■ Exercise aim ■
Output each entry below as it stands, leaving out every picture.

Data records
━━━

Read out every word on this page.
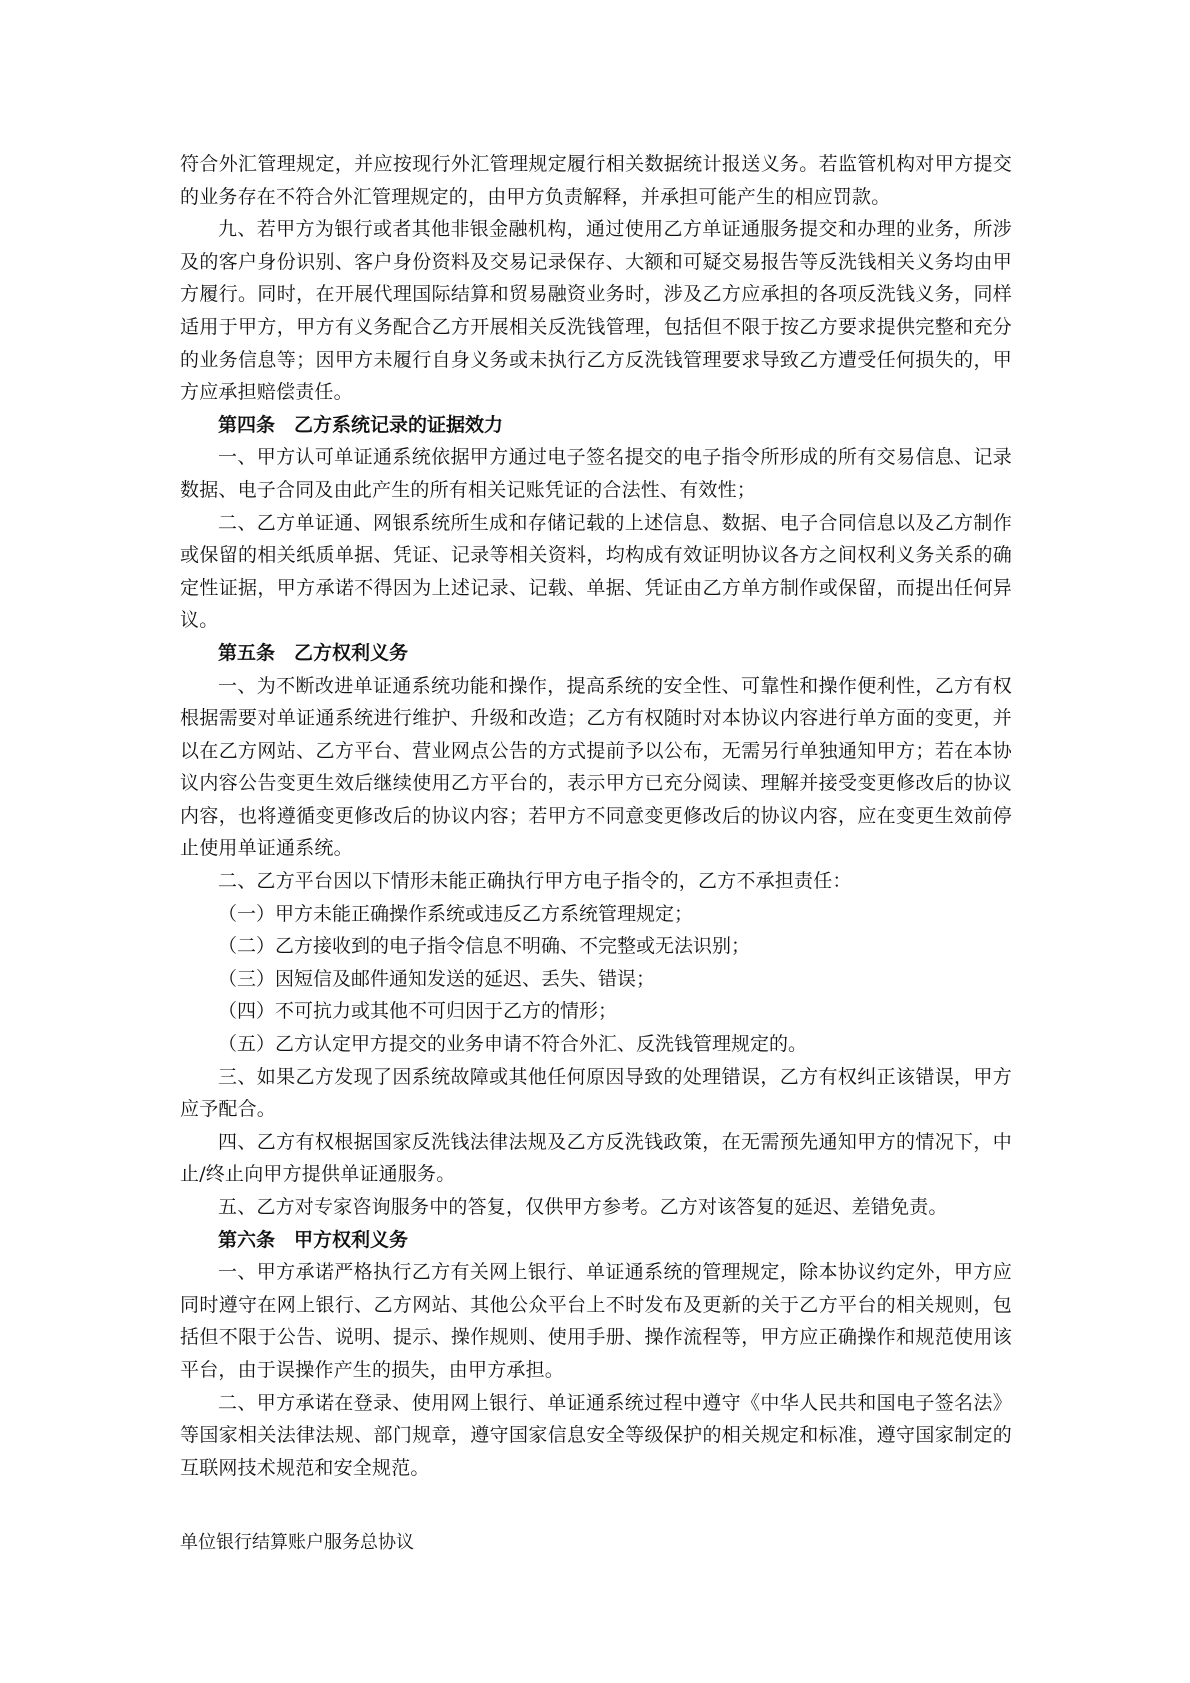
符合外汇管理规定，并应按现行外汇管理规定履行相关数据统计报送义务。若监管机构对甲方提交的业务存在不符合外汇管理规定的，由甲方负责解释，并承担可能产生的相应罚款。

九、若甲方为银行或者其他非银金融机构，通过使用乙方单证通服务提交和办理的业务，所涉及的客户身份识别、客户身份资料及交易记录保存、大额和可疑交易报告等反洗钱相关义务均由甲方履行。同时，在开展代理国际结算和贸易融资业务时，涉及乙方应承担的各项反洗钱义务，同样适用于甲方，甲方有义务配合乙方开展相关反洗钱管理，包括但不限于按乙方要求提供完整和充分的业务信息等；因甲方未履行自身义务或未执行乙方反洗钱管理要求导致乙方遭受任何损失的，甲方应承担赔偿责任。

第四条　乙方系统记录的证据效力

一、甲方认可单证通系统依据甲方通过电子签名提交的电子指令所形成的所有交易信息、记录数据、电子合同及由此产生的所有相关记账凭证的合法性、有效性；

二、乙方单证通、网银系统所生成和存储记载的上述信息、数据、电子合同信息以及乙方制作或保留的相关纸质单据、凭证、记录等相关资料，均构成有效证明协议各方之间权利义务关系的确定性证据，甲方承诺不得因为上述记录、记载、单据、凭证由乙方单方制作或保留，而提出任何异议。

第五条　乙方权利义务

一、为不断改进单证通系统功能和操作，提高系统的安全性、可靠性和操作便利性，乙方有权根据需要对单证通系统进行维护、升级和改造；乙方有权随时对本协议内容进行单方面的变更，并以在乙方网站、乙方平台、营业网点公告的方式提前予以公布，无需另行单独通知甲方；若在本协议内容公告变更生效后继续使用乙方平台的，表示甲方已充分阅读、理解并接受变更修改后的协议内容，也将遵循变更修改后的协议内容；若甲方不同意变更修改后的协议内容，应在变更生效前停止使用单证通系统。

二、乙方平台因以下情形未能正确执行甲方电子指令的，乙方不承担责任：

（一）甲方未能正确操作系统或违反乙方系统管理规定；

（二）乙方接收到的电子指令信息不明确、不完整或无法识别；

（三）因短信及邮件通知发送的延迟、丢失、错误；

（四）不可抗力或其他不可归因于乙方的情形；

（五）乙方认定甲方提交的业务申请不符合外汇、反洗钱管理规定的。

三、如果乙方发现了因系统故障或其他任何原因导致的处理错误，乙方有权纠正该错误，甲方应予配合。

四、乙方有权根据国家反洗钱法律法规及乙方反洗钱政策，在无需预先通知甲方的情况下，中止/终止向甲方提供单证通服务。

五、乙方对专家咨询服务中的答复，仅供甲方参考。乙方对该答复的延迟、差错免责。

第六条　甲方权利义务

一、甲方承诺严格执行乙方有关网上银行、单证通系统的管理规定，除本协议约定外，甲方应同时遵守在网上银行、乙方网站、其他公众平台上不时发布及更新的关于乙方平台的相关规则，包括但不限于公告、说明、提示、操作规则、使用手册、操作流程等，甲方应正确操作和规范使用该平台，由于误操作产生的损失，由甲方承担。

二、甲方承诺在登录、使用网上银行、单证通系统过程中遵守《中华人民共和国电子签名法》等国家相关法律法规、部门规章，遵守国家信息安全等级保护的相关规定和标准，遵守国家制定的互联网技术规范和安全规范。

单位银行结算账户服务总协议
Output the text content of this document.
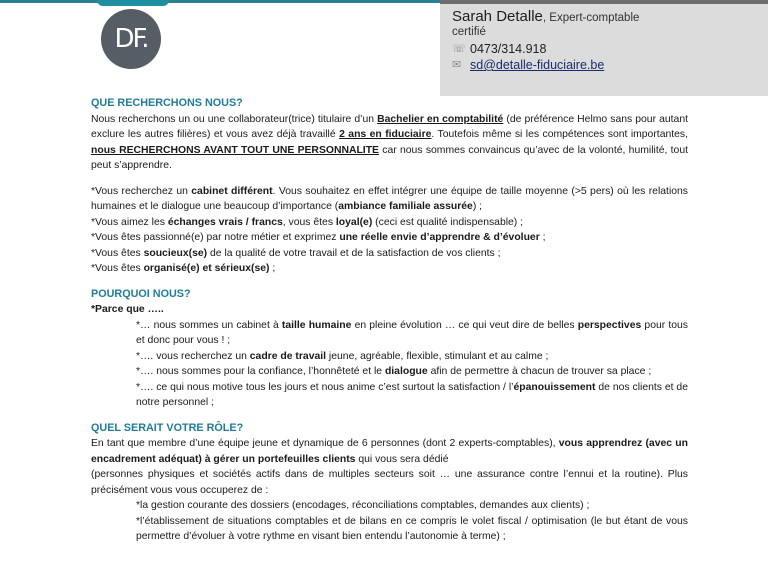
DF.
Sarah Detalle, Expert-comptable
certifié
☏ 0473/314.918
✉ sd@detalle-fiduciaire.be

QUE RECHERCHONS NOUS?

Nous recherchons un ou une collaborateur(trice) titulaire d’un Bachelier en comptabilité (de préférence Helmo sans pour autant exclure les autres filières) et vous avez déjà travaillé 2 ans en fiduciaire. Toutefois même si les compétences sont importantes, nous RECHERCHONS AVANT TOUT UNE PERSONNALITE car nous sommes convaincus qu’avec de la volonté, humilité, tout peut s’apprendre.

*Vous recherchez un cabinet différent. Vous souhaitez en effet intégrer une équipe de taille moyenne (>5 pers) où les relations humaines et le dialogue une beaucoup d’importance (ambiance familiale assurée) ;

*Vous aimez les échanges vrais / francs, vous êtes loyal(e) (ceci est qualité indispensable) ;

*Vous êtes passionné(e) par notre métier et exprimez une réelle envie d’apprendre & d’évoluer ;

*Vous êtes soucieux(se) de la qualité de votre travail et de la satisfaction de vos clients ;

*Vous êtes organisé(e) et sérieux(se) ;

POURQUOI NOUS?

*Parce que …..

*… nous sommes un cabinet à taille humaine en pleine évolution … ce qui veut dire de belles perspectives pour tous et donc pour vous ! ;

*…. vous recherchez un cadre de travail jeune, agréable, flexible, stimulant et au calme ;

*…. nous sommes pour la confiance, l’honnêteté et le dialogue afin de permettre à chacun de trouver sa place ;

*…. ce qui nous motive tous les jours et nous anime c’est surtout la satisfaction / l’épanouissement de nos clients et de notre personnel ;

QUEL SERAIT VOTRE RÔLE?

En tant que membre d’une équipe jeune et dynamique de 6 personnes (dont 2 experts-comptables), vous apprendrez (avec un encadrement adéquat) à gérer un portefeuilles clients qui vous sera dédié

(personnes physiques et sociétés actifs dans de multiples secteurs soit … une assurance contre l’ennui et la routine). Plus précisément vous vous occuperez de :

*la gestion courante des dossiers (encodages, réconciliations comptables, demandes aux clients) ;

*l’établissement de situations comptables et de bilans en ce compris le volet fiscal / optimisation (le but étant de vous permettre d’évoluer à votre rythme en visant bien entendu l’autonomie à terme) ;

━━━

■ Complete response ■
Read out every word on this page.
符合外汇管理规定，并应按现行外汇管理规定履行相关数据统计报送义务。若监管机构对甲方提交的业务存在不符合外汇管理规定的，由甲方负责解释，并承担可能产生的相应罚款。

九、若甲方为银行或者其他非银金融机构，通过使用乙方单证通服务提交和办理的业务，所涉及的客户身份识别、客户身份资料及交易记录保存、大额和可疑交易报告等反洗钱相关义务均由甲方履行。同时，在开展代理国际结算和贸易融资业务时，涉及乙方应承担的各项反洗钱义务，同样适用于甲方，甲方有义务配合乙方开展相关反洗钱管理，包括但不限于按乙方要求提供完整和充分的业务信息等；因甲方未履行自身义务或未执行乙方反洗钱管理要求导致乙方遭受任何损失的，甲方应承担赔偿责任。

第四条　乙方系统记录的证据效力

一、甲方认可单证通系统依据甲方通过电子签名提交的电子指令所形成的所有交易信息、记录数据、电子合同及由此产生的所有相关记账凭证的合法性、有效性；

二、乙方单证通、网银系统所生成和存储记载的上述信息、数据、电子合同信息以及乙方制作或保留的相关纸质单据、凭证、记录等相关资料，均构成有效证明协议各方之间权利义务关系的确定性证据，甲方承诺不得因为上述记录、记载、单据、凭证由乙方单方制作或保留，而提出任何异议。

第五条　乙方权利义务

一、为不断改进单证通系统功能和操作，提高系统的安全性、可靠性和操作便利性，乙方有权根据需要对单证通系统进行维护、升级和改造；乙方有权随时对本协议内容进行单方面的变更，并以在乙方网站、乙方平台、营业网点公告的方式提前予以公布，无需另行单独通知甲方；若在本协议内容公告变更生效后继续使用乙方平台的，表示甲方已充分阅读、理解并接受变更修改后的协议内容，也将遵循变更修改后的协议内容；若甲方不同意变更修改后的协议内容，应在变更生效前停止使用单证通系统。

二、乙方平台因以下情形未能正确执行甲方电子指令的，乙方不承担责任：

（一）甲方未能正确操作系统或违反乙方系统管理规定；

（二）乙方接收到的电子指令信息不明确、不完整或无法识别；

（三）因短信及邮件通知发送的延迟、丢失、错误；

（四）不可抗力或其他不可归因于乙方的情形；

（五）乙方认定甲方提交的业务申请不符合外汇、反洗钱管理规定的。

三、如果乙方发现了因系统故障或其他任何原因导致的处理错误，乙方有权纠正该错误，甲方应予配合。

四、乙方有权根据国家反洗钱法律法规及乙方反洗钱政策，在无需预先通知甲方的情况下，中止/终止向甲方提供单证通服务。

五、乙方对专家咨询服务中的答复，仅供甲方参考。乙方对该答复的延迟、差错免责。

第六条　甲方权利义务

一、甲方承诺严格执行乙方有关网上银行、单证通系统的管理规定，除本协议约定外，甲方应同时遵守在网上银行、乙方网站、其他公众平台上不时发布及更新的关于乙方平台的相关规则，包括但不限于公告、说明、提示、操作规则、使用手册、操作流程等，甲方应正确操作和规范使用该平台，由于误操作产生的损失，由甲方承担。

二、甲方承诺在登录、使用网上银行、单证通系统过程中遵守《中华人民共和国电子签名法》等国家相关法律法规、部门规章，遵守国家信息安全等级保护的相关规定和标准，遵守国家制定的互联网技术规范和安全规范。

单位银行结算账户服务总协议
Output the text content of this document.
DF.
Sarah Detalle, Expert-comptable
certifié
☏ 0473/314.918
✉ sd@detalle-fiduciaire.be

QUE RECHERCHONS NOUS?

Nous recherchons un ou une collaborateur(trice) titulaire d’un Bachelier en comptabilité (de préférence Helmo sans pour autant exclure les autres filières) et vous avez déjà travaillé 2 ans en fiduciaire. Toutefois même si les compétences sont importantes, nous RECHERCHONS AVANT TOUT UNE PERSONNALITE car nous sommes convaincus qu’avec de la volonté, humilité, tout peut s’apprendre.

*Vous recherchez un cabinet différent. Vous souhaitez en effet intégrer une équipe de taille moyenne (>5 pers) où les relations humaines et le dialogue une beaucoup d’importance (ambiance familiale assurée) ;

*Vous aimez les échanges vrais / francs, vous êtes loyal(e) (ceci est qualité indispensable) ;

*Vous êtes passionné(e) par notre métier et exprimez une réelle envie d’apprendre & d’évoluer ;

*Vous êtes soucieux(se) de la qualité de votre travail et de la satisfaction de vos clients ;

*Vous êtes organisé(e) et sérieux(se) ;

POURQUOI NOUS?

*Parce que …..

*… nous sommes un cabinet à taille humaine en pleine évolution … ce qui veut dire de belles perspectives pour tous et donc pour vous ! ;

*…. vous recherchez un cadre de travail jeune, agréable, flexible, stimulant et au calme ;

*…. nous sommes pour la confiance, l’honnêteté et le dialogue afin de permettre à chacun de trouver sa place ;

*…. ce qui nous motive tous les jours et nous anime c’est surtout la satisfaction / l’épanouissement de nos clients et de notre personnel ;

QUEL SERAIT VOTRE RÔLE?

En tant que membre d’une équipe jeune et dynamique de 6 personnes (dont 2 experts-comptables), vous apprendrez (avec un encadrement adéquat) à gérer un portefeuilles clients qui vous sera dédié

(personnes physiques et sociétés actifs dans de multiples secteurs soit … une assurance contre l’ennui et la routine). Plus précisément vous vous occuperez de :

*la gestion courante des dossiers (encodages, réconciliations comptables, demandes aux clients) ;

*l’établissement de situations comptables et de bilans en ce compris le volet fiscal / optimisation (le but étant de vous permettre d’évoluer à votre rythme en visant bien entendu l’autonomie à terme) ;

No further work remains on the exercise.